**Short task**
Gather all lines in the data that hold the string "Recorded".

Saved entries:
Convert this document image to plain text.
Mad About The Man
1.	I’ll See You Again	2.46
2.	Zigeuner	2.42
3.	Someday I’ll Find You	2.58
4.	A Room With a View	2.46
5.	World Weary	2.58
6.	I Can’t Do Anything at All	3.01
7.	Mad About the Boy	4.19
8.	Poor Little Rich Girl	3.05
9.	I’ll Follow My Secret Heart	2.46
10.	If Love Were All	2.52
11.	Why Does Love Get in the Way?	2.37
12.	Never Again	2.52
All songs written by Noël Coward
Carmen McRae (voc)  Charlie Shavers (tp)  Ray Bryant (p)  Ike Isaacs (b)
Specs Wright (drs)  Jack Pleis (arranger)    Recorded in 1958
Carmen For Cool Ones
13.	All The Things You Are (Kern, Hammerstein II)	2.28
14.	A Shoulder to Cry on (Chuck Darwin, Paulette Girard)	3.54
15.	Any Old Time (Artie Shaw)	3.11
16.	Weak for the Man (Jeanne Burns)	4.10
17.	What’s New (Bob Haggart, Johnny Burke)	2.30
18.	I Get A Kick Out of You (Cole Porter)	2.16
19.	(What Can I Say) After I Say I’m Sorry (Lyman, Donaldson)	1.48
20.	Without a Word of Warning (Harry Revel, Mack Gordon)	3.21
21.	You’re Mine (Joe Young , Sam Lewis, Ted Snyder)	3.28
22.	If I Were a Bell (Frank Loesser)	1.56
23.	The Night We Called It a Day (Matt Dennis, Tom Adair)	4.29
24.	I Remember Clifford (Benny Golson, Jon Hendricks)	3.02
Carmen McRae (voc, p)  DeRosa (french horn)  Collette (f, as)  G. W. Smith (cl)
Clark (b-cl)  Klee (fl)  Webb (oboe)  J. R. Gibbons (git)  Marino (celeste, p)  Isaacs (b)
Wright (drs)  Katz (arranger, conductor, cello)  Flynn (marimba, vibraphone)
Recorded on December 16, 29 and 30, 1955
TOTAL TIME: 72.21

**Solution for this problem**
Specs Wright (drs)  Jack Pleis (arranger)    Recorded in 1958
Recorded on December 16, 29 and 30, 1955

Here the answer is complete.